--- Begin Entries ---

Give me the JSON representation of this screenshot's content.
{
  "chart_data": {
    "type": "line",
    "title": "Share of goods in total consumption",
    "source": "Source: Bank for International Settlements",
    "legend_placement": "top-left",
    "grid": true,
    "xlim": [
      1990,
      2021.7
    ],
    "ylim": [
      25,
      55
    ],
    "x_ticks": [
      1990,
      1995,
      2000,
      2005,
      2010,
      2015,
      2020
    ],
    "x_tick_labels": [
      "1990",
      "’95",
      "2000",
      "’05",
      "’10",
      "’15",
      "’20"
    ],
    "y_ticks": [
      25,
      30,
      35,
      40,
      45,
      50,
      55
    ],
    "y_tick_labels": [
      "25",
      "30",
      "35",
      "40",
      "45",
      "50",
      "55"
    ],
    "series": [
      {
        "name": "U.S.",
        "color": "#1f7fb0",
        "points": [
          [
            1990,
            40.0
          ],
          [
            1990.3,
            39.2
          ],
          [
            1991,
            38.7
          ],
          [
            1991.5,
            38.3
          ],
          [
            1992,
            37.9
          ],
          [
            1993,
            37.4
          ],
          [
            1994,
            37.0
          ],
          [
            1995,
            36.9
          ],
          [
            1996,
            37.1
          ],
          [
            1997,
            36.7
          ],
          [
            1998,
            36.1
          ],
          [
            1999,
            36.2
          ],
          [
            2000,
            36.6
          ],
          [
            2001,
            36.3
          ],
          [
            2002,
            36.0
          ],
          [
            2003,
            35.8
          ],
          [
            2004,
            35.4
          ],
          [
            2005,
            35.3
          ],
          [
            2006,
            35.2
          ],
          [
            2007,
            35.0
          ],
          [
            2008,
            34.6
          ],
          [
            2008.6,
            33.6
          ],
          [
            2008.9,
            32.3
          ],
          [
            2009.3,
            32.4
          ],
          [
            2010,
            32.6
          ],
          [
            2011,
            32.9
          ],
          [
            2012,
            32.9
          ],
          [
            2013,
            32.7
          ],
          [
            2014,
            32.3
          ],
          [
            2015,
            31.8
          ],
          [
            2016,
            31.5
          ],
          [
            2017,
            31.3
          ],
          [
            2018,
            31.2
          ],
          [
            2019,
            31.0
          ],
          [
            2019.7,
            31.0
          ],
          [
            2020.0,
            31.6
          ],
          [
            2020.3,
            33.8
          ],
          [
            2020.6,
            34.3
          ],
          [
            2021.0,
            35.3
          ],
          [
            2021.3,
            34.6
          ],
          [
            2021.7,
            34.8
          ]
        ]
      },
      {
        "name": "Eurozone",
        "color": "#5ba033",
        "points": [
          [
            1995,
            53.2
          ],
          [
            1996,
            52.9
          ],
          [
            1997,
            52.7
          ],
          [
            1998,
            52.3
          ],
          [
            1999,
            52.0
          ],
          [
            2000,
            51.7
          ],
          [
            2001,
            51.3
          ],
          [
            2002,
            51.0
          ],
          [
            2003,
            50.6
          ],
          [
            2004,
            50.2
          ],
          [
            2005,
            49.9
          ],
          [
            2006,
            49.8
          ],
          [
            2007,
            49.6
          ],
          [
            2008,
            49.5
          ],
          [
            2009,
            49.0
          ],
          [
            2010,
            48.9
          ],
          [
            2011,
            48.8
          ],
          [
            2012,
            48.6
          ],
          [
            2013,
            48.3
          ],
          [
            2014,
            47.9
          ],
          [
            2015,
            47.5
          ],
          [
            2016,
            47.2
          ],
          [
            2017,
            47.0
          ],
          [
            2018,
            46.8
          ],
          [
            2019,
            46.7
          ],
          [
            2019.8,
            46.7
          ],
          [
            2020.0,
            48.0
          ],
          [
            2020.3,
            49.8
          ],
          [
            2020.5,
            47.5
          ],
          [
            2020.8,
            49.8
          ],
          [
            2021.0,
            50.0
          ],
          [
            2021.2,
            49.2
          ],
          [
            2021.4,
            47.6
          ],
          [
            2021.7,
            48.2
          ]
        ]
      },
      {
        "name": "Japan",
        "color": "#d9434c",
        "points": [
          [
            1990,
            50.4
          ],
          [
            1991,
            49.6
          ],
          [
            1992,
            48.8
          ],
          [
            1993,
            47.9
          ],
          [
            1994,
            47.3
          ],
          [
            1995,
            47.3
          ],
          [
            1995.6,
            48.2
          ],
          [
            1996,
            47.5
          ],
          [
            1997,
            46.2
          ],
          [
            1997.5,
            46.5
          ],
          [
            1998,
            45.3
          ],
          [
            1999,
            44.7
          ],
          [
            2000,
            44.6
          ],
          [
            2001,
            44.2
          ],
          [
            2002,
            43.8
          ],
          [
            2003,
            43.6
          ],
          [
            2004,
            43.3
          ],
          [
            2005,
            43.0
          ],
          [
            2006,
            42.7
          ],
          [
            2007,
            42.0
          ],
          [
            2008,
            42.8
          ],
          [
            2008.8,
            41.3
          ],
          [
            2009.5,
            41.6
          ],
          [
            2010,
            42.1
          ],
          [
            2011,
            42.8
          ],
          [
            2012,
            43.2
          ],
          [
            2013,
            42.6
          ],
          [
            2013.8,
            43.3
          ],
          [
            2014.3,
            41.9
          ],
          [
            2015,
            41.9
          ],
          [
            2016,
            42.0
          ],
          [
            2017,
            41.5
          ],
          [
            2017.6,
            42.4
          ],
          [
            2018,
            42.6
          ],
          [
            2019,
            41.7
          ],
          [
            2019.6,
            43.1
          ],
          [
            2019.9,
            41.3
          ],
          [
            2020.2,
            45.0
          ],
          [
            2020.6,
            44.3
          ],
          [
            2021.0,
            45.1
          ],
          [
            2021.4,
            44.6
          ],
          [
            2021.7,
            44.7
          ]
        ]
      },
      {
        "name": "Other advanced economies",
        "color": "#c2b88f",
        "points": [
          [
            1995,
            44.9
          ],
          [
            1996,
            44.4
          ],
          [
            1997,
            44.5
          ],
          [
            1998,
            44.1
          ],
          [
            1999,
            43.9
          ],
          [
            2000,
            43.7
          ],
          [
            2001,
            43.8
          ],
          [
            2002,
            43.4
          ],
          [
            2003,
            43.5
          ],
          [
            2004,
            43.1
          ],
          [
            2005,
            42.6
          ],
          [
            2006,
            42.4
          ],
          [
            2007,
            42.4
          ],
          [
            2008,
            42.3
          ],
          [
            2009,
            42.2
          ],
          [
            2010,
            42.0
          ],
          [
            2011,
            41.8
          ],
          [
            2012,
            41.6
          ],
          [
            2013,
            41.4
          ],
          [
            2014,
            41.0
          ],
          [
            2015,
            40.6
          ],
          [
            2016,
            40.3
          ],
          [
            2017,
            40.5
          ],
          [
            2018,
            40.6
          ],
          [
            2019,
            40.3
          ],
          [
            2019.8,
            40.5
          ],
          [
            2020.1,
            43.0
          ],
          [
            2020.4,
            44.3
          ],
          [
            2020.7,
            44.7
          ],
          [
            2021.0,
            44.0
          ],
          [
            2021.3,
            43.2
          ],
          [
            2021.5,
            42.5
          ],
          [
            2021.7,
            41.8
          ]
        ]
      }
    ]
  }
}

--- End Entries ---

Job: Write the data back out verbatim.

Answer to the problem:
Give me the JSON representation of this screenshot's content.
{
  "chart_data": {
    "type": "line",
    "title": "Share of goods in total consumption",
    "source": "Source: Bank for International Settlements",
    "legend_placement": "top-left",
    "grid": true,
    "xlim": [
      1990,
      2021.7
    ],
    "ylim": [
      25,
      55
    ],
    "x_ticks": [
      1990,
      1995,
      2000,
      2005,
      2010,
      2015,
      2020
    ],
    "x_tick_labels": [
      "1990",
      "’95",
      "2000",
      "’05",
      "’10",
      "’15",
      "’20"
    ],
    "y_ticks": [
      25,
      30,
      35,
      40,
      45,
      50,
      55
    ],
    "y_tick_labels": [
      "25",
      "30",
      "35",
      "40",
      "45",
      "50",
      "55"
    ],
    "series": [
      {
        "name": "U.S.",
        "color": "#1f7fb0",
        "points": [
          [
            1990,
            40.0
          ],
          [
            1990.3,
            39.2
          ],
          [
            1991,
            38.7
          ],
          [
            1991.5,
            38.3
          ],
          [
            1992,
            37.9
          ],
          [
            1993,
            37.4
          ],
          [
            1994,
            37.0
          ],
          [
            1995,
            36.9
          ],
          [
            1996,
            37.1
          ],
          [
            1997,
            36.7
          ],
          [
            1998,
            36.1
          ],
          [
            1999,
            36.2
          ],
          [
            2000,
            36.6
          ],
          [
            2001,
            36.3
          ],
          [
            2002,
            36.0
          ],
          [
            2003,
            35.8
          ],
          [
            2004,
            35.4
          ],
          [
            2005,
            35.3
          ],
          [
            2006,
            35.2
          ],
          [
            2007,
            35.0
          ],
          [
            2008,
            34.6
          ],
          [
            2008.6,
            33.6
          ],
          [
            2008.9,
            32.3
          ],
          [
            2009.3,
            32.4
          ],
          [
            2010,
            32.6
          ],
          [
            2011,
            32.9
          ],
          [
            2012,
            32.9
          ],
          [
            2013,
            32.7
          ],
          [
            2014,
            32.3
          ],
          [
            2015,
            31.8
          ],
          [
            2016,
            31.5
          ],
          [
            2017,
            31.3
          ],
          [
            2018,
            31.2
          ],
          [
            2019,
            31.0
          ],
          [
            2019.7,
            31.0
          ],
          [
            2020.0,
            31.6
          ],
          [
            2020.3,
            33.8
          ],
          [
            2020.6,
            34.3
          ],
          [
            2021.0,
            35.3
          ],
          [
            2021.3,
            34.6
          ],
          [
            2021.7,
            34.8
          ]
        ]
      },
      {
        "name": "Eurozone",
        "color": "#5ba033",
        "points": [
          [
            1995,
            53.2
          ],
          [
            1996,
            52.9
          ],
          [
            1997,
            52.7
          ],
          [
            1998,
            52.3
          ],
          [
            1999,
            52.0
          ],
          [
            2000,
            51.7
          ],
          [
            2001,
            51.3
          ],
          [
            2002,
            51.0
          ],
          [
            2003,
            50.6
          ],
          [
            2004,
            50.2
          ],
          [
            2005,
            49.9
          ],
          [
            2006,
            49.8
          ],
          [
            2007,
            49.6
          ],
          [
            2008,
            49.5
          ],
          [
            2009,
            49.0
          ],
          [
            2010,
            48.9
          ],
          [
            2011,
            48.8
          ],
          [
            2012,
            48.6
          ],
          [
            2013,
            48.3
          ],
          [
            2014,
            47.9
          ],
          [
            2015,
            47.5
          ],
          [
            2016,
            47.2
          ],
          [
            2017,
            47.0
          ],
          [
            2018,
            46.8
          ],
          [
            2019,
            46.7
          ],
          [
            2019.8,
            46.7
          ],
          [
            2020.0,
            48.0
          ],
          [
            2020.3,
            49.8
          ],
          [
            2020.5,
            47.5
          ],
          [
            2020.8,
            49.8
          ],
          [
            2021.0,
            50.0
          ],
          [
            2021.2,
            49.2
          ],
          [
            2021.4,
            47.6
          ],
          [
            2021.7,
            48.2
          ]
        ]
      },
      {
        "name": "Japan",
        "color": "#d9434c",
        "points": [
          [
            1990,
            50.4
          ],
          [
            1991,
            49.6
          ],
          [
            1992,
            48.8
          ],
          [
            1993,
            47.9
          ],
          [
            1994,
            47.3
          ],
          [
            1995,
            47.3
          ],
          [
            1995.6,
            48.2
          ],
          [
            1996,
            47.5
          ],
          [
            1997,
            46.2
          ],
          [
            1997.5,
            46.5
          ],
          [
            1998,
            45.3
          ],
          [
            1999,
            44.7
          ],
          [
            2000,
            44.6
          ],
          [
            2001,
            44.2
          ],
          [
            2002,
            43.8
          ],
          [
            2003,
            43.6
          ],
          [
            2004,
            43.3
          ],
          [
            2005,
            43.0
          ],
          [
            2006,
            42.7
          ],
          [
            2007,
            42.0
          ],
          [
            2008,
            42.8
          ],
          [
            2008.8,
            41.3
          ],
          [
            2009.5,
            41.6
          ],
          [
            2010,
            42.1
          ],
          [
            2011,
            42.8
          ],
          [
            2012,
            43.2
          ],
          [
            2013,
            42.6
          ],
          [
            2013.8,
            43.3
          ],
          [
            2014.3,
            41.9
          ],
          [
            2015,
            41.9
          ],
          [
            2016,
            42.0
          ],
          [
            2017,
            41.5
          ],
          [
            2017.6,
            42.4
          ],
          [
            2018,
            42.6
          ],
          [
            2019,
            41.7
          ],
          [
            2019.6,
            43.1
          ],
          [
            2019.9,
            41.3
          ],
          [
            2020.2,
            45.0
          ],
          [
            2020.6,
            44.3
          ],
          [
            2021.0,
            45.1
          ],
          [
            2021.4,
            44.6
          ],
          [
            2021.7,
            44.7
          ]
        ]
      },
      {
        "name": "Other advanced economies",
        "color": "#c2b88f",
        "points": [
          [
            1995,
            44.9
          ],
          [
            1996,
            44.4
          ],
          [
            1997,
            44.5
          ],
          [
            1998,
            44.1
          ],
          [
            1999,
            43.9
          ],
          [
            2000,
            43.7
          ],
          [
            2001,
            43.8
          ],
          [
            2002,
            43.4
          ],
          [
            2003,
            43.5
          ],
          [
            2004,
            43.1
          ],
          [
            2005,
            42.6
          ],
          [
            2006,
            42.4
          ],
          [
            2007,
            42.4
          ],
          [
            2008,
            42.3
          ],
          [
            2009,
            42.2
          ],
          [
            2010,
            42.0
          ],
          [
            2011,
            41.8
          ],
          [
            2012,
            41.6
          ],
          [
            2013,
            41.4
          ],
          [
            2014,
            41.0
          ],
          [
            2015,
            40.6
          ],
          [
            2016,
            40.3
          ],
          [
            2017,
            40.5
          ],
          [
            2018,
            40.6
          ],
          [
            2019,
            40.3
          ],
          [
            2019.8,
            40.5
          ],
          [
            2020.1,
            43.0
          ],
          [
            2020.4,
            44.3
          ],
          [
            2020.7,
            44.7
          ],
          [
            2021.0,
            44.0
          ],
          [
            2021.3,
            43.2
          ],
          [
            2021.5,
            42.5
          ],
          [
            2021.7,
            41.8
          ]
        ]
      }
    ]
  }
}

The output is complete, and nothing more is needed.